▸ Exercise details
Print the entries below word for word; the pictures stay out of your copy.

(Records from a data source)
---------------

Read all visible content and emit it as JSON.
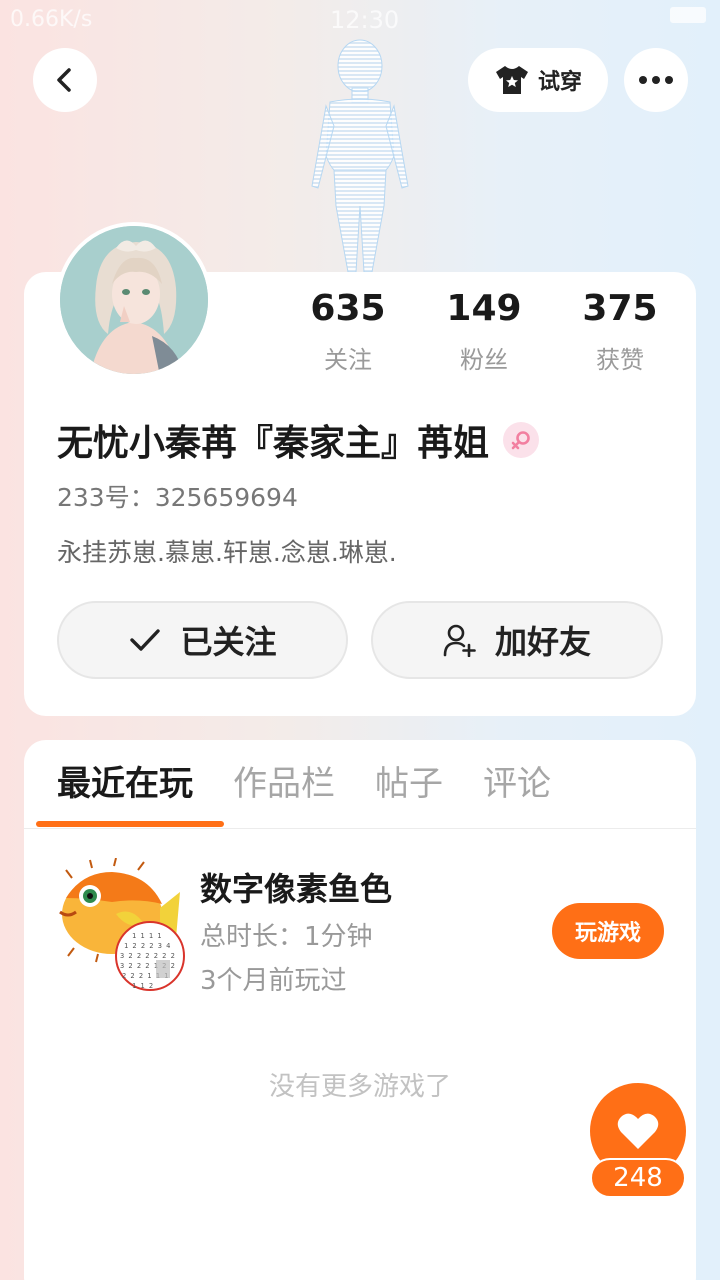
{
  "status_bar": {
    "speed": "0.66K/s",
    "time": "12:30"
  },
  "header": {
    "tryon_label": "试穿",
    "back_icon": "chevron-left-icon",
    "more_icon": "ellipsis-icon"
  },
  "profile": {
    "stats": [
      {
        "value": "635",
        "label": "关注"
      },
      {
        "value": "149",
        "label": "粉丝"
      },
      {
        "value": "375",
        "label": "获赞"
      }
    ],
    "username": "无忧小秦苒『秦家主』苒姐",
    "gender": "female",
    "uid": "233号：325659694",
    "bio": "永挂苏崽.慕崽.轩崽.念崽.琳崽.",
    "follow_label": "已关注",
    "add_friend_label": "加好友"
  },
  "tabs": [
    {
      "label": "最近在玩",
      "active": true
    },
    {
      "label": "作品栏",
      "active": false
    },
    {
      "label": "帖子",
      "active": false
    },
    {
      "label": "评论",
      "active": false
    }
  ],
  "games": [
    {
      "title": "数字像素鱼色",
      "duration": "总时长：1分钟",
      "last_played": "3个月前玩过",
      "play_label": "玩游戏"
    }
  ],
  "empty_text": "没有更多游戏了",
  "like": {
    "count": "248"
  },
  "colors": {
    "accent": "#ff6f16",
    "gender_badge_bg": "#fbe1ea",
    "gender_symbol": "#f27fa0"
  }
}
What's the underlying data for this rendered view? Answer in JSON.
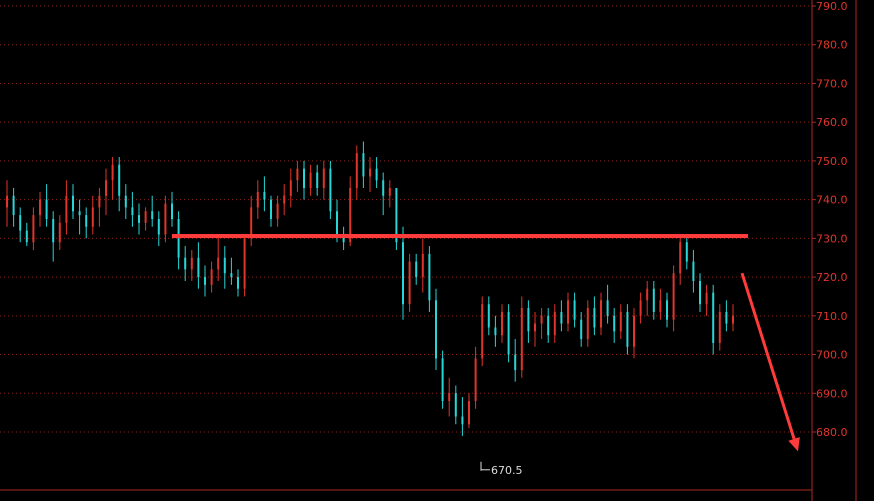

---------------

▸ Result below
Read all visible content and emit it as JSON.
{
  "status_bar": {
    "speed": "0.66K/s",
    "time": "12:30"
  },
  "header": {
    "tryon_label": "试穿",
    "back_icon": "chevron-left-icon",
    "more_icon": "ellipsis-icon"
  },
  "profile": {
    "stats": [
      {
        "value": "635",
        "label": "关注"
      },
      {
        "value": "149",
        "label": "粉丝"
      },
      {
        "value": "375",
        "label": "获赞"
      }
    ],
    "username": "无忧小秦苒『秦家主』苒姐",
    "gender": "female",
    "uid": "233号：325659694",
    "bio": "永挂苏崽.慕崽.轩崽.念崽.琳崽.",
    "follow_label": "已关注",
    "add_friend_label": "加好友"
  },
  "tabs": [
    {
      "label": "最近在玩",
      "active": true
    },
    {
      "label": "作品栏",
      "active": false
    },
    {
      "label": "帖子",
      "active": false
    },
    {
      "label": "评论",
      "active": false
    }
  ],
  "games": [
    {
      "title": "数字像素鱼色",
      "duration": "总时长：1分钟",
      "last_played": "3个月前玩过",
      "play_label": "玩游戏"
    }
  ],
  "empty_text": "没有更多游戏了",
  "like": {
    "count": "248"
  },
  "colors": {
    "accent": "#ff6f16",
    "gender_badge_bg": "#fbe1ea",
    "gender_symbol": "#f27fa0"
  }
}
What's the underlying data for this rendered view? Answer in JSON.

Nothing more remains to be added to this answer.